--- RECORD SET ---

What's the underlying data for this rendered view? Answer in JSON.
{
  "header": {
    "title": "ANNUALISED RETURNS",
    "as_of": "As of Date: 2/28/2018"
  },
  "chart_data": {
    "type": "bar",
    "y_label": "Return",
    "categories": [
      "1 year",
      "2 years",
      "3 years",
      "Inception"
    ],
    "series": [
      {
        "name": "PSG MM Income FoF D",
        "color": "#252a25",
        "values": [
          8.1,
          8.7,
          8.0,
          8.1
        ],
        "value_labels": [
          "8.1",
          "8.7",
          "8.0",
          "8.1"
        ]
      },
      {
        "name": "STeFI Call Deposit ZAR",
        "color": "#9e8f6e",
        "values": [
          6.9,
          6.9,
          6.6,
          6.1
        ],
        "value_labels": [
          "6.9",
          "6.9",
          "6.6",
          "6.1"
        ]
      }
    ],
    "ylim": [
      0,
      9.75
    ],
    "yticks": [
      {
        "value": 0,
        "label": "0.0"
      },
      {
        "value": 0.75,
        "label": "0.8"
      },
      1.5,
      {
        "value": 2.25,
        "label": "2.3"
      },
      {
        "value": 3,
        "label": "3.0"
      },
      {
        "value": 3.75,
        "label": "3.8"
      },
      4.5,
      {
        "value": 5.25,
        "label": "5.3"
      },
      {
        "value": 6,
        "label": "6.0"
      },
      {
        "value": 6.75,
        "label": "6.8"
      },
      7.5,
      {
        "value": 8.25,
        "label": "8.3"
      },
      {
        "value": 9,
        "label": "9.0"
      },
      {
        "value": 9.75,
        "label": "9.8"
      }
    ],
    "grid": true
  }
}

---

Output the records above in their entirety, exactly.

What's the underlying data for this rendered view? Answer in JSON.
{
  "header": {
    "title": "ANNUALISED RETURNS",
    "as_of": "As of Date: 2/28/2018"
  },
  "chart_data": {
    "type": "bar",
    "y_label": "Return",
    "categories": [
      "1 year",
      "2 years",
      "3 years",
      "Inception"
    ],
    "series": [
      {
        "name": "PSG MM Income FoF D",
        "color": "#252a25",
        "values": [
          8.1,
          8.7,
          8.0,
          8.1
        ],
        "value_labels": [
          "8.1",
          "8.7",
          "8.0",
          "8.1"
        ]
      },
      {
        "name": "STeFI Call Deposit ZAR",
        "color": "#9e8f6e",
        "values": [
          6.9,
          6.9,
          6.6,
          6.1
        ],
        "value_labels": [
          "6.9",
          "6.9",
          "6.6",
          "6.1"
        ]
      }
    ],
    "ylim": [
      0,
      9.75
    ],
    "yticks": [
      {
        "value": 0,
        "label": "0.0"
      },
      {
        "value": 0.75,
        "label": "0.8"
      },
      1.5,
      {
        "value": 2.25,
        "label": "2.3"
      },
      {
        "value": 3,
        "label": "3.0"
      },
      {
        "value": 3.75,
        "label": "3.8"
      },
      4.5,
      {
        "value": 5.25,
        "label": "5.3"
      },
      {
        "value": 6,
        "label": "6.0"
      },
      {
        "value": 6.75,
        "label": "6.8"
      },
      7.5,
      {
        "value": 8.25,
        "label": "8.3"
      },
      {
        "value": 9,
        "label": "9.0"
      },
      {
        "value": 9.75,
        "label": "9.8"
      }
    ],
    "grid": true
  }
}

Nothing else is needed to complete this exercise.